▶ **STATED EXERCISE**
Filter this material down to the lines that hold "못생겼다", copying each one.

▶ **Items listed in a dataset**
— BEGIN —

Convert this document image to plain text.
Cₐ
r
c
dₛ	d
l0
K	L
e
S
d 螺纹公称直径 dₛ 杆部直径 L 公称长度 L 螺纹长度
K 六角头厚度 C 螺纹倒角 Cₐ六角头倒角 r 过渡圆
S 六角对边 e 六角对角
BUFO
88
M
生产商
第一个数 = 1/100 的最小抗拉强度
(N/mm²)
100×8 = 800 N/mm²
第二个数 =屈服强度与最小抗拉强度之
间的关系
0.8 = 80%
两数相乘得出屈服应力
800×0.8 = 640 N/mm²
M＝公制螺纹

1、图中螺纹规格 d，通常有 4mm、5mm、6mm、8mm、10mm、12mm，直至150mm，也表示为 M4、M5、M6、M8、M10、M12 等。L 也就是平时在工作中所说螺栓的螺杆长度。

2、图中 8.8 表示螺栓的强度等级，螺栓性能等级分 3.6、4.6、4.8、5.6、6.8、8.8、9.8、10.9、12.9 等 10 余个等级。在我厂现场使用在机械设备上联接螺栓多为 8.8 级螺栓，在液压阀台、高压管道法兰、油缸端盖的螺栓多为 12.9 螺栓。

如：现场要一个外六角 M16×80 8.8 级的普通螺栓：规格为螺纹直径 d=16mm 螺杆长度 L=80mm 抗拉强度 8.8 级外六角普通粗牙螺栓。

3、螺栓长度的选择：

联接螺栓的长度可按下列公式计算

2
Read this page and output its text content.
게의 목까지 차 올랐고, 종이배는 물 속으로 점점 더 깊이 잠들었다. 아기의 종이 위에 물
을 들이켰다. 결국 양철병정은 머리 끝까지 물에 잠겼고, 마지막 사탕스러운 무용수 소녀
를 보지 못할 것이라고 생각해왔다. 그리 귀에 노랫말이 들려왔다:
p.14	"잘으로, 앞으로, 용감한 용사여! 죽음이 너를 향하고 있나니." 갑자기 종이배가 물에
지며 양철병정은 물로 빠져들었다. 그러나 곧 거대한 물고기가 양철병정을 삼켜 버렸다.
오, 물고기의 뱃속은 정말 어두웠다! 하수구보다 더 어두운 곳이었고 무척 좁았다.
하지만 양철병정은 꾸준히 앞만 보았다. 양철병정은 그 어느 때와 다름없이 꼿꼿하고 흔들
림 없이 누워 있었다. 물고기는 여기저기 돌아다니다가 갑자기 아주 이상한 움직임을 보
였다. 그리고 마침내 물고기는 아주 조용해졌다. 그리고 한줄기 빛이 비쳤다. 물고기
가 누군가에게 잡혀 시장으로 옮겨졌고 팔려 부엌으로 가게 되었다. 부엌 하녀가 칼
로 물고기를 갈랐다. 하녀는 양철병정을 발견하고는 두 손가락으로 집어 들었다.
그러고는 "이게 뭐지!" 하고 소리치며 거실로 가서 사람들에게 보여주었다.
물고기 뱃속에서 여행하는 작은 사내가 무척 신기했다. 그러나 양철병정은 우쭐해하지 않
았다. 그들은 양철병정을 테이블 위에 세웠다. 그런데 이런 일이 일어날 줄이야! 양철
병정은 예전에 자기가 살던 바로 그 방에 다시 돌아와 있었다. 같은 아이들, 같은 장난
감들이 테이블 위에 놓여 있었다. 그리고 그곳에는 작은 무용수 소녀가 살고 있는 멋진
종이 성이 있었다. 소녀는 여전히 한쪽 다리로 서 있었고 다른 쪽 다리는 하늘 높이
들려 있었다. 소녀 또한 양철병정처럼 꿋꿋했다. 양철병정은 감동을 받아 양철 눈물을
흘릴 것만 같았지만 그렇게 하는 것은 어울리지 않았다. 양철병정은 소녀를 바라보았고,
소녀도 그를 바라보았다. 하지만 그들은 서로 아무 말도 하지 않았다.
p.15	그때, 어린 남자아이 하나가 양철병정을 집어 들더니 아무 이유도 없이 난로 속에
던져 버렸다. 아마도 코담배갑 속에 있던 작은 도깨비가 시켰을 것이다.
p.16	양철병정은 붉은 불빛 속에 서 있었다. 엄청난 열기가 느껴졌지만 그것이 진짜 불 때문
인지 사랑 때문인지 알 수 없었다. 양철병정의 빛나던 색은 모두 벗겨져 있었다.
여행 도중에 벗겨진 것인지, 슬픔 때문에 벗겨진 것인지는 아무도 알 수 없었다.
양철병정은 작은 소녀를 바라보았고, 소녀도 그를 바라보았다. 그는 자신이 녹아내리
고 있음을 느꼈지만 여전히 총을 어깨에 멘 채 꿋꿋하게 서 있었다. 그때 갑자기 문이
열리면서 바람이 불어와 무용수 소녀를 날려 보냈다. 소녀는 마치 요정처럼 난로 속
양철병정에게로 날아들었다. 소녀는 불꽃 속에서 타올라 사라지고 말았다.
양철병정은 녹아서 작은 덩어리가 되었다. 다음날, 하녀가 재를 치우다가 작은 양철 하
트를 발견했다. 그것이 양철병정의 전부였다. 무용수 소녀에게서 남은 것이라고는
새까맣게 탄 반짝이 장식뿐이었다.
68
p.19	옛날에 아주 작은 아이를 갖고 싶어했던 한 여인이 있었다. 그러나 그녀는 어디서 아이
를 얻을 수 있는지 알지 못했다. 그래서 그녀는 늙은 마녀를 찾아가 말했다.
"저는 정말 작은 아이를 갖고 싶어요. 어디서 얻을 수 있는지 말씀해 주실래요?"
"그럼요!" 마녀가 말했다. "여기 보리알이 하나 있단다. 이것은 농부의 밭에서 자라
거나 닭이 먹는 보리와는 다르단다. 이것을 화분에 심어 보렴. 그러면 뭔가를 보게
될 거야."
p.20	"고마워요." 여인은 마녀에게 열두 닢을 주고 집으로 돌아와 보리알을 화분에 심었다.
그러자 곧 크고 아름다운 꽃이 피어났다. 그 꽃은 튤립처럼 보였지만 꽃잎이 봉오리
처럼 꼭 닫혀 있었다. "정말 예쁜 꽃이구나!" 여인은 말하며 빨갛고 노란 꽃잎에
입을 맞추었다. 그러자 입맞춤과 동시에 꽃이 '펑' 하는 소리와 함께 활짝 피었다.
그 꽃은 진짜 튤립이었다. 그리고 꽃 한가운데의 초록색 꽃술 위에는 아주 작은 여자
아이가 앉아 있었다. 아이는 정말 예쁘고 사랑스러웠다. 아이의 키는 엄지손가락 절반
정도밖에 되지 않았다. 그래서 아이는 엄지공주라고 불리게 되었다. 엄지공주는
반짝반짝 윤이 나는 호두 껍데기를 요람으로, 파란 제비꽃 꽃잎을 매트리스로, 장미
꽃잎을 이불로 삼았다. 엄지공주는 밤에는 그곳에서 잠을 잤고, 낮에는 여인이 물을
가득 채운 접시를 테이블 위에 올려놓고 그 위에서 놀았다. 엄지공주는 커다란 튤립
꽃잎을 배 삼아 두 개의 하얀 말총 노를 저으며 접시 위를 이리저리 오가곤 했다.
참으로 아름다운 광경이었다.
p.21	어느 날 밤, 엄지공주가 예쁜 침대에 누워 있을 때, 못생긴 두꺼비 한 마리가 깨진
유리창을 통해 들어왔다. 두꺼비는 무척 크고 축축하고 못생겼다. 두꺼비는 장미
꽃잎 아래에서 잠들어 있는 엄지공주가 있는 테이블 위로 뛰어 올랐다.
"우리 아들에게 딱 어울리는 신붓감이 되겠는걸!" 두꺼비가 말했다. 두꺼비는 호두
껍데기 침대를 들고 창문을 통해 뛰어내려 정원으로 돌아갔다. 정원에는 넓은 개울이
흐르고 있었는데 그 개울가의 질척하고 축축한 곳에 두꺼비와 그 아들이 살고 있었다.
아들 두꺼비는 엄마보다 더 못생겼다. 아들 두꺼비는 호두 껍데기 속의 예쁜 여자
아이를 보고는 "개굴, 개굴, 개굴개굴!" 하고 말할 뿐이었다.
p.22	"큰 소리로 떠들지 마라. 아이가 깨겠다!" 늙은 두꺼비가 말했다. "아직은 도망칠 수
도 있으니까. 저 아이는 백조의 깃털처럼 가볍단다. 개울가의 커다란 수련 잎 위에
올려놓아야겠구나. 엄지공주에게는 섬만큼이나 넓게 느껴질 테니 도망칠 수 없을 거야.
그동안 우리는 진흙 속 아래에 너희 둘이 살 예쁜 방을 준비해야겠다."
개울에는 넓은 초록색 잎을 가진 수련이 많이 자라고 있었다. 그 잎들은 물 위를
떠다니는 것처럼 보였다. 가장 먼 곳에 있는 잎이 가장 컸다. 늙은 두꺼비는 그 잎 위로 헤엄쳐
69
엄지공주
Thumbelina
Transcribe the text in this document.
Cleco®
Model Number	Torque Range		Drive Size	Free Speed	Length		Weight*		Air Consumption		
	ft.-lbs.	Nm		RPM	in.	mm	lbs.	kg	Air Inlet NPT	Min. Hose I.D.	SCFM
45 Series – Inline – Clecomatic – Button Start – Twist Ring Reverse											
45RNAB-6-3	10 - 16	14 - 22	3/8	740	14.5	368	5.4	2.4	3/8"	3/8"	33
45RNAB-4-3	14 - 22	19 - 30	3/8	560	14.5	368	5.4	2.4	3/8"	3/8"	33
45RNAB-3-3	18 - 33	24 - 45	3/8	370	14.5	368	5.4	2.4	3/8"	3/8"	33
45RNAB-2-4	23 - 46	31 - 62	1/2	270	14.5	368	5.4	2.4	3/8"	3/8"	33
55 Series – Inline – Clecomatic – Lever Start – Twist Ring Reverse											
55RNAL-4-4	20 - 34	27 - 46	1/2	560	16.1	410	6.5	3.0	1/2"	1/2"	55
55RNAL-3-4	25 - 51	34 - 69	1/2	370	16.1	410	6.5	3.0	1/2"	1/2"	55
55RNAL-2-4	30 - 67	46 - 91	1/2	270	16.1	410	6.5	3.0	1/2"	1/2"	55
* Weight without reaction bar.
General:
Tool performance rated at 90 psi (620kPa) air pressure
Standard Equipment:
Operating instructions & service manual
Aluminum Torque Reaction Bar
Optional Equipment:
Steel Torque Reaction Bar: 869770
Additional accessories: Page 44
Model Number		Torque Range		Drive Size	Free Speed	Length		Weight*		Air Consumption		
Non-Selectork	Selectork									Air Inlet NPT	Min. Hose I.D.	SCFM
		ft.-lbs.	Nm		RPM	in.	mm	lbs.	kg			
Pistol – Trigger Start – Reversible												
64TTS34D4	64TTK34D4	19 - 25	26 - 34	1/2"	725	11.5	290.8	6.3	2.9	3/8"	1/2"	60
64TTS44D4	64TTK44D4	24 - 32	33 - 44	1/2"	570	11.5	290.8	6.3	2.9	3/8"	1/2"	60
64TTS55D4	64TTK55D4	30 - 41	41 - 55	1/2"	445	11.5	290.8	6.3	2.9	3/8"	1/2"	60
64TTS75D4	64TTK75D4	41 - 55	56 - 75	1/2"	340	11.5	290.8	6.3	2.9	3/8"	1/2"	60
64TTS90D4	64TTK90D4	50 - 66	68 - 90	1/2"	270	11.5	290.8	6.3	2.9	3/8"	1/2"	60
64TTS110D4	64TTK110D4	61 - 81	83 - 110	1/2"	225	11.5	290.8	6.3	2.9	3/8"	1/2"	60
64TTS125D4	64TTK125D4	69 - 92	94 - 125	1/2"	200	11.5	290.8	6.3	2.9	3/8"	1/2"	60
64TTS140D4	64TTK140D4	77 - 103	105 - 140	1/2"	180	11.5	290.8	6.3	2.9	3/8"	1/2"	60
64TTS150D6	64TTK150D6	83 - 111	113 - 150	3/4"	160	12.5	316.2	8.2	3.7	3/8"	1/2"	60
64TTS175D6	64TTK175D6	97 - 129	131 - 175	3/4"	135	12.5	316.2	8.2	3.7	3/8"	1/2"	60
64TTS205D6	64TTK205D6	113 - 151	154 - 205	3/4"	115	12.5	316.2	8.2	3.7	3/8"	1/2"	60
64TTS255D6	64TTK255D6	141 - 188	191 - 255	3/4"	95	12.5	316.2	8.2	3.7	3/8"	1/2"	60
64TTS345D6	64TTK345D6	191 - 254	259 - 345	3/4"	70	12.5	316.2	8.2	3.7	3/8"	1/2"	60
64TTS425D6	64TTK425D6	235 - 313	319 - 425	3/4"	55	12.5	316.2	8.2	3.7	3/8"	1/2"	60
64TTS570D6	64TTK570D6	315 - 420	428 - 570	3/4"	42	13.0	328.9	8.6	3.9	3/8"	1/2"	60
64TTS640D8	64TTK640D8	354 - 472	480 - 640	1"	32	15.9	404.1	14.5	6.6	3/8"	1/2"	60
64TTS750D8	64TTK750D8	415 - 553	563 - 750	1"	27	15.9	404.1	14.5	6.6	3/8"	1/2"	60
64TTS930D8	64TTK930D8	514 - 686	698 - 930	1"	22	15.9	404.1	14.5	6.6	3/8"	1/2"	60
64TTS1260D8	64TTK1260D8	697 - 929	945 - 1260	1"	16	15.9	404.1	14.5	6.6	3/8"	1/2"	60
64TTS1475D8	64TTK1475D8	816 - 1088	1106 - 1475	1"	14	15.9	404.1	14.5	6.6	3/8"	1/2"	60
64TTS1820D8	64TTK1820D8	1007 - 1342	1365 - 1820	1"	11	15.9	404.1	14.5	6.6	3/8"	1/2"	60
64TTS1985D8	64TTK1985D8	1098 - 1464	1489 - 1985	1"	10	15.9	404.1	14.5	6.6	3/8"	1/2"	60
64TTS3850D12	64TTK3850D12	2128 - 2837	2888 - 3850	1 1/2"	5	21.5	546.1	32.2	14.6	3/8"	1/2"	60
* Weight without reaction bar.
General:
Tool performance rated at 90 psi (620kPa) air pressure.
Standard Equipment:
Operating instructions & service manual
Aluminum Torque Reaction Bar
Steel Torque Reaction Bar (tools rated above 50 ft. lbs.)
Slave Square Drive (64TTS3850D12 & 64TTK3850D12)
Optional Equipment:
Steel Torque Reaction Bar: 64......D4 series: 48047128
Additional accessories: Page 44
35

— END —

▶ **WRITTEN SOLUTION**
유리창을 통해 들어왔다. 두꺼비는 무척 크고 축축하고 못생겼다. 두꺼비는 장미
아들 두꺼비는 엄마보다 더 못생겼다. 아들 두꺼비는 호두 껍데기 속의 예쁜 여자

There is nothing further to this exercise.